- [STATED PROBLEM]:
Exact repetition of every entry is required.

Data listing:
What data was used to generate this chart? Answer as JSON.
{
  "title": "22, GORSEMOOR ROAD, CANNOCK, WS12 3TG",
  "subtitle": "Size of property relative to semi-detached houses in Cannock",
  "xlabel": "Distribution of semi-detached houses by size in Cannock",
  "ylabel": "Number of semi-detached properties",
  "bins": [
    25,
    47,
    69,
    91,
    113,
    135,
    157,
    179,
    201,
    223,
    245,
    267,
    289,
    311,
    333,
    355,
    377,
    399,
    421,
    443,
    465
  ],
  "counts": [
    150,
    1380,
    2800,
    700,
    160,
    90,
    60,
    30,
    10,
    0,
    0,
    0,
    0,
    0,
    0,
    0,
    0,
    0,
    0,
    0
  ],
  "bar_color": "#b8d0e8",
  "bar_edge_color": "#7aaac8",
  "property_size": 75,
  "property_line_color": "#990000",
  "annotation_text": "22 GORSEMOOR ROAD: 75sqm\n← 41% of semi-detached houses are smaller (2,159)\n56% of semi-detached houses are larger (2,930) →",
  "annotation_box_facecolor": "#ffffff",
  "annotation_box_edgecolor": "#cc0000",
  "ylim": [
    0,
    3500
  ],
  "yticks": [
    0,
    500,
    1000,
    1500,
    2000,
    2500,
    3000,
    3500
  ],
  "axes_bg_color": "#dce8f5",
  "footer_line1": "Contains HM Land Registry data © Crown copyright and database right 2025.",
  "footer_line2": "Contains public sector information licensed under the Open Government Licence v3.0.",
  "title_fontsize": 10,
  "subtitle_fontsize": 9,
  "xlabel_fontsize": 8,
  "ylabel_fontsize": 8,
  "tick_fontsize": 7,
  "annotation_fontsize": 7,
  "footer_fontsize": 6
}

- [COMPLETE OUTPUT]:
What data was used to generate this chart? Answer as JSON.
{
  "title": "22, GORSEMOOR ROAD, CANNOCK, WS12 3TG",
  "subtitle": "Size of property relative to semi-detached houses in Cannock",
  "xlabel": "Distribution of semi-detached houses by size in Cannock",
  "ylabel": "Number of semi-detached properties",
  "bins": [
    25,
    47,
    69,
    91,
    113,
    135,
    157,
    179,
    201,
    223,
    245,
    267,
    289,
    311,
    333,
    355,
    377,
    399,
    421,
    443,
    465
  ],
  "counts": [
    150,
    1380,
    2800,
    700,
    160,
    90,
    60,
    30,
    10,
    0,
    0,
    0,
    0,
    0,
    0,
    0,
    0,
    0,
    0,
    0
  ],
  "bar_color": "#b8d0e8",
  "bar_edge_color": "#7aaac8",
  "property_size": 75,
  "property_line_color": "#990000",
  "annotation_text": "22 GORSEMOOR ROAD: 75sqm\n← 41% of semi-detached houses are smaller (2,159)\n56% of semi-detached houses are larger (2,930) →",
  "annotation_box_facecolor": "#ffffff",
  "annotation_box_edgecolor": "#cc0000",
  "ylim": [
    0,
    3500
  ],
  "yticks": [
    0,
    500,
    1000,
    1500,
    2000,
    2500,
    3000,
    3500
  ],
  "axes_bg_color": "#dce8f5",
  "footer_line1": "Contains HM Land Registry data © Crown copyright and database right 2025.",
  "footer_line2": "Contains public sector information licensed under the Open Government Licence v3.0.",
  "title_fontsize": 10,
  "subtitle_fontsize": 9,
  "xlabel_fontsize": 8,
  "ylabel_fontsize": 8,
  "tick_fontsize": 7,
  "annotation_fontsize": 7,
  "footer_fontsize": 6
}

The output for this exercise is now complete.